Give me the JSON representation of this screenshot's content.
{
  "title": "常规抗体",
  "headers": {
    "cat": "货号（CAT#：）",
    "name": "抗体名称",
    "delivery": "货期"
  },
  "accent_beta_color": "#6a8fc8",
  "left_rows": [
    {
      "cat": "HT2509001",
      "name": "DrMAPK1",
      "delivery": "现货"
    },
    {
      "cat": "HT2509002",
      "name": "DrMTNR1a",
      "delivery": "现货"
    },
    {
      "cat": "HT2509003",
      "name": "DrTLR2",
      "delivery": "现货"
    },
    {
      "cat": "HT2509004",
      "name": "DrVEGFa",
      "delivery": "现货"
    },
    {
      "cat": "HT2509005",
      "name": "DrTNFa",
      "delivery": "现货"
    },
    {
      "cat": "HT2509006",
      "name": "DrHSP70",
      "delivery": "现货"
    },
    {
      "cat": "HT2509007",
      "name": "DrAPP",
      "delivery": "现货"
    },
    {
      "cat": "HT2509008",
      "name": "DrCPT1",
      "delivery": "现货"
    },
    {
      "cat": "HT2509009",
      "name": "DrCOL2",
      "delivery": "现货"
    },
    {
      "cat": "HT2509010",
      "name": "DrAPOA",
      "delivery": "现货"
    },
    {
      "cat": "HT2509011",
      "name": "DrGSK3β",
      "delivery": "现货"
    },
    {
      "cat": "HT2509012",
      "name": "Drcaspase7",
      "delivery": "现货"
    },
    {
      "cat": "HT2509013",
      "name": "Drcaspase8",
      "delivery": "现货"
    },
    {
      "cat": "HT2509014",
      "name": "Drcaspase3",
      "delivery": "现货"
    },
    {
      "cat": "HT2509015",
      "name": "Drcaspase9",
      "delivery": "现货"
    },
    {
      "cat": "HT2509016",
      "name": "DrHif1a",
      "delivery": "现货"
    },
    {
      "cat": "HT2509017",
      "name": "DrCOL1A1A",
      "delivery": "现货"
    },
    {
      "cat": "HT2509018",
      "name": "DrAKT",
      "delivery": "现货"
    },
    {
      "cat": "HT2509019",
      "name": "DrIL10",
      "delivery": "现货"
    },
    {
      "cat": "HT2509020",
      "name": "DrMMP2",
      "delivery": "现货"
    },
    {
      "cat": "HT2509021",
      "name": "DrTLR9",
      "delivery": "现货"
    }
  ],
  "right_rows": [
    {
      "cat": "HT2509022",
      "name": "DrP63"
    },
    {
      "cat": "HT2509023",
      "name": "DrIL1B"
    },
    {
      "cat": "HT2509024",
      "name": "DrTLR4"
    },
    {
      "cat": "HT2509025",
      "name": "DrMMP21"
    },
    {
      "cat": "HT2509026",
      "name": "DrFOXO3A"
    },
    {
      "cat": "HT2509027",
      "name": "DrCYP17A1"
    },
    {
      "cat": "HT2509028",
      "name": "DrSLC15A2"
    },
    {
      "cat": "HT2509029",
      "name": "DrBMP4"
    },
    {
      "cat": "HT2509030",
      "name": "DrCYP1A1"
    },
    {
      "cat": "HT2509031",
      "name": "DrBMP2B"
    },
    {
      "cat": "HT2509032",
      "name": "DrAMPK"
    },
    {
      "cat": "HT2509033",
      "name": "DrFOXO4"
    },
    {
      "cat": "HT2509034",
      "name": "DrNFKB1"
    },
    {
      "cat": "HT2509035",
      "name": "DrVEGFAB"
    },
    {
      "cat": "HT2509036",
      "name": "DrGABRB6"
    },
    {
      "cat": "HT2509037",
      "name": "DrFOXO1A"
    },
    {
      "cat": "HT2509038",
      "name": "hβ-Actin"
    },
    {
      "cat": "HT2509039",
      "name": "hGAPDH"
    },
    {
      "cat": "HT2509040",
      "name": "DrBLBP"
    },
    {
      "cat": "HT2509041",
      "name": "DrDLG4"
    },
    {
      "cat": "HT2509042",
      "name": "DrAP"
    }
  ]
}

• [TASK REQUIREMENTS]: Type out all of the material again, word for word.

• [WRITTEN RESPONSE]:
Give me the JSON representation of this screenshot's content.
{
  "title": "常规抗体",
  "headers": {
    "cat": "货号（CAT#：）",
    "name": "抗体名称",
    "delivery": "货期"
  },
  "accent_beta_color": "#6a8fc8",
  "left_rows": [
    {
      "cat": "HT2509001",
      "name": "DrMAPK1",
      "delivery": "现货"
    },
    {
      "cat": "HT2509002",
      "name": "DrMTNR1a",
      "delivery": "现货"
    },
    {
      "cat": "HT2509003",
      "name": "DrTLR2",
      "delivery": "现货"
    },
    {
      "cat": "HT2509004",
      "name": "DrVEGFa",
      "delivery": "现货"
    },
    {
      "cat": "HT2509005",
      "name": "DrTNFa",
      "delivery": "现货"
    },
    {
      "cat": "HT2509006",
      "name": "DrHSP70",
      "delivery": "现货"
    },
    {
      "cat": "HT2509007",
      "name": "DrAPP",
      "delivery": "现货"
    },
    {
      "cat": "HT2509008",
      "name": "DrCPT1",
      "delivery": "现货"
    },
    {
      "cat": "HT2509009",
      "name": "DrCOL2",
      "delivery": "现货"
    },
    {
      "cat": "HT2509010",
      "name": "DrAPOA",
      "delivery": "现货"
    },
    {
      "cat": "HT2509011",
      "name": "DrGSK3β",
      "delivery": "现货"
    },
    {
      "cat": "HT2509012",
      "name": "Drcaspase7",
      "delivery": "现货"
    },
    {
      "cat": "HT2509013",
      "name": "Drcaspase8",
      "delivery": "现货"
    },
    {
      "cat": "HT2509014",
      "name": "Drcaspase3",
      "delivery": "现货"
    },
    {
      "cat": "HT2509015",
      "name": "Drcaspase9",
      "delivery": "现货"
    },
    {
      "cat": "HT2509016",
      "name": "DrHif1a",
      "delivery": "现货"
    },
    {
      "cat": "HT2509017",
      "name": "DrCOL1A1A",
      "delivery": "现货"
    },
    {
      "cat": "HT2509018",
      "name": "DrAKT",
      "delivery": "现货"
    },
    {
      "cat": "HT2509019",
      "name": "DrIL10",
      "delivery": "现货"
    },
    {
      "cat": "HT2509020",
      "name": "DrMMP2",
      "delivery": "现货"
    },
    {
      "cat": "HT2509021",
      "name": "DrTLR9",
      "delivery": "现货"
    }
  ],
  "right_rows": [
    {
      "cat": "HT2509022",
      "name": "DrP63"
    },
    {
      "cat": "HT2509023",
      "name": "DrIL1B"
    },
    {
      "cat": "HT2509024",
      "name": "DrTLR4"
    },
    {
      "cat": "HT2509025",
      "name": "DrMMP21"
    },
    {
      "cat": "HT2509026",
      "name": "DrFOXO3A"
    },
    {
      "cat": "HT2509027",
      "name": "DrCYP17A1"
    },
    {
      "cat": "HT2509028",
      "name": "DrSLC15A2"
    },
    {
      "cat": "HT2509029",
      "name": "DrBMP4"
    },
    {
      "cat": "HT2509030",
      "name": "DrCYP1A1"
    },
    {
      "cat": "HT2509031",
      "name": "DrBMP2B"
    },
    {
      "cat": "HT2509032",
      "name": "DrAMPK"
    },
    {
      "cat": "HT2509033",
      "name": "DrFOXO4"
    },
    {
      "cat": "HT2509034",
      "name": "DrNFKB1"
    },
    {
      "cat": "HT2509035",
      "name": "DrVEGFAB"
    },
    {
      "cat": "HT2509036",
      "name": "DrGABRB6"
    },
    {
      "cat": "HT2509037",
      "name": "DrFOXO1A"
    },
    {
      "cat": "HT2509038",
      "name": "hβ-Actin"
    },
    {
      "cat": "HT2509039",
      "name": "hGAPDH"
    },
    {
      "cat": "HT2509040",
      "name": "DrBLBP"
    },
    {
      "cat": "HT2509041",
      "name": "DrDLG4"
    },
    {
      "cat": "HT2509042",
      "name": "DrAP"
    }
  ]
}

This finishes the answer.